(Part of a data file)

--

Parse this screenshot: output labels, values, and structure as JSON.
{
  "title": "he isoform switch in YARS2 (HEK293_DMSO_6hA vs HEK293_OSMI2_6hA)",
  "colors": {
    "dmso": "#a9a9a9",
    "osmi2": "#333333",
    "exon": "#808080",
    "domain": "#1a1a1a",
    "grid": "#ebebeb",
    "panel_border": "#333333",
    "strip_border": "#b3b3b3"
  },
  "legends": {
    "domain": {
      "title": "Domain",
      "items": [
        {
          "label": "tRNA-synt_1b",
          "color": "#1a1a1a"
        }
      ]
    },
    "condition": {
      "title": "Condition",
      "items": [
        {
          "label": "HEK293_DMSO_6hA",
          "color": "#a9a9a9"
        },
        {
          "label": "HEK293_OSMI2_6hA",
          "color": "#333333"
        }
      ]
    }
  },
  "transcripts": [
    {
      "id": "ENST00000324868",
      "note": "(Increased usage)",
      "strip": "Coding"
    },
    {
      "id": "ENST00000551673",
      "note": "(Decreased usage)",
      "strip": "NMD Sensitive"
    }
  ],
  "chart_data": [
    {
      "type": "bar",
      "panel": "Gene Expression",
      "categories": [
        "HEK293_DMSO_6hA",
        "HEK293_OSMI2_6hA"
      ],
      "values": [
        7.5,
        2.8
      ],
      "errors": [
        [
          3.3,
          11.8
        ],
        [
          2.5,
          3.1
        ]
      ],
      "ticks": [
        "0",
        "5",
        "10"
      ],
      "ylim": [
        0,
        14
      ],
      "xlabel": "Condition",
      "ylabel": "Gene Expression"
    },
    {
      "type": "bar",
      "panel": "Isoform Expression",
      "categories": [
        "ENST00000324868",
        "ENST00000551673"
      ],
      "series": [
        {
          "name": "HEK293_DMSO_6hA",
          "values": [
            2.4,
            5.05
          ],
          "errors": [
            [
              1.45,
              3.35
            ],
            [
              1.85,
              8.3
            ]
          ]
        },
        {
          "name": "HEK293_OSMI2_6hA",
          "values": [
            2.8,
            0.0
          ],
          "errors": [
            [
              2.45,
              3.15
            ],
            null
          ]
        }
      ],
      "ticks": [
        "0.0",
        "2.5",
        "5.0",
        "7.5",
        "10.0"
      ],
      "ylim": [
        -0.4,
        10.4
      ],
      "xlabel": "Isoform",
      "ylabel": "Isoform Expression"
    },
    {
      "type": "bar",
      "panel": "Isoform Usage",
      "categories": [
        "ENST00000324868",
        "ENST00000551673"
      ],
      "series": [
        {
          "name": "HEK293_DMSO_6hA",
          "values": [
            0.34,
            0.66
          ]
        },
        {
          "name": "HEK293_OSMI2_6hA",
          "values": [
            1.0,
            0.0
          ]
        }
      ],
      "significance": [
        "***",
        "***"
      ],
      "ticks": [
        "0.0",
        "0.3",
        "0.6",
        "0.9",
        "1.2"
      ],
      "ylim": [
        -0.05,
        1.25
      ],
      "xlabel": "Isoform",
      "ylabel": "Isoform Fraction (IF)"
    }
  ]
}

--

[WORK TO BE COMPLETED]
Give back each line above precisely as it stands.

[OUTPUT OF THE EXERCISE]
Parse this screenshot: output labels, values, and structure as JSON.
{
  "title": "he isoform switch in YARS2 (HEK293_DMSO_6hA vs HEK293_OSMI2_6hA)",
  "colors": {
    "dmso": "#a9a9a9",
    "osmi2": "#333333",
    "exon": "#808080",
    "domain": "#1a1a1a",
    "grid": "#ebebeb",
    "panel_border": "#333333",
    "strip_border": "#b3b3b3"
  },
  "legends": {
    "domain": {
      "title": "Domain",
      "items": [
        {
          "label": "tRNA-synt_1b",
          "color": "#1a1a1a"
        }
      ]
    },
    "condition": {
      "title": "Condition",
      "items": [
        {
          "label": "HEK293_DMSO_6hA",
          "color": "#a9a9a9"
        },
        {
          "label": "HEK293_OSMI2_6hA",
          "color": "#333333"
        }
      ]
    }
  },
  "transcripts": [
    {
      "id": "ENST00000324868",
      "note": "(Increased usage)",
      "strip": "Coding"
    },
    {
      "id": "ENST00000551673",
      "note": "(Decreased usage)",
      "strip": "NMD Sensitive"
    }
  ],
  "chart_data": [
    {
      "type": "bar",
      "panel": "Gene Expression",
      "categories": [
        "HEK293_DMSO_6hA",
        "HEK293_OSMI2_6hA"
      ],
      "values": [
        7.5,
        2.8
      ],
      "errors": [
        [
          3.3,
          11.8
        ],
        [
          2.5,
          3.1
        ]
      ],
      "ticks": [
        "0",
        "5",
        "10"
      ],
      "ylim": [
        0,
        14
      ],
      "xlabel": "Condition",
      "ylabel": "Gene Expression"
    },
    {
      "type": "bar",
      "panel": "Isoform Expression",
      "categories": [
        "ENST00000324868",
        "ENST00000551673"
      ],
      "series": [
        {
          "name": "HEK293_DMSO_6hA",
          "values": [
            2.4,
            5.05
          ],
          "errors": [
            [
              1.45,
              3.35
            ],
            [
              1.85,
              8.3
            ]
          ]
        },
        {
          "name": "HEK293_OSMI2_6hA",
          "values": [
            2.8,
            0.0
          ],
          "errors": [
            [
              2.45,
              3.15
            ],
            null
          ]
        }
      ],
      "ticks": [
        "0.0",
        "2.5",
        "5.0",
        "7.5",
        "10.0"
      ],
      "ylim": [
        -0.4,
        10.4
      ],
      "xlabel": "Isoform",
      "ylabel": "Isoform Expression"
    },
    {
      "type": "bar",
      "panel": "Isoform Usage",
      "categories": [
        "ENST00000324868",
        "ENST00000551673"
      ],
      "series": [
        {
          "name": "HEK293_DMSO_6hA",
          "values": [
            0.34,
            0.66
          ]
        },
        {
          "name": "HEK293_OSMI2_6hA",
          "values": [
            1.0,
            0.0
          ]
        }
      ],
      "significance": [
        "***",
        "***"
      ],
      "ticks": [
        "0.0",
        "0.3",
        "0.6",
        "0.9",
        "1.2"
      ],
      "ylim": [
        -0.05,
        1.25
      ],
      "xlabel": "Isoform",
      "ylabel": "Isoform Fraction (IF)"
    }
  ]
}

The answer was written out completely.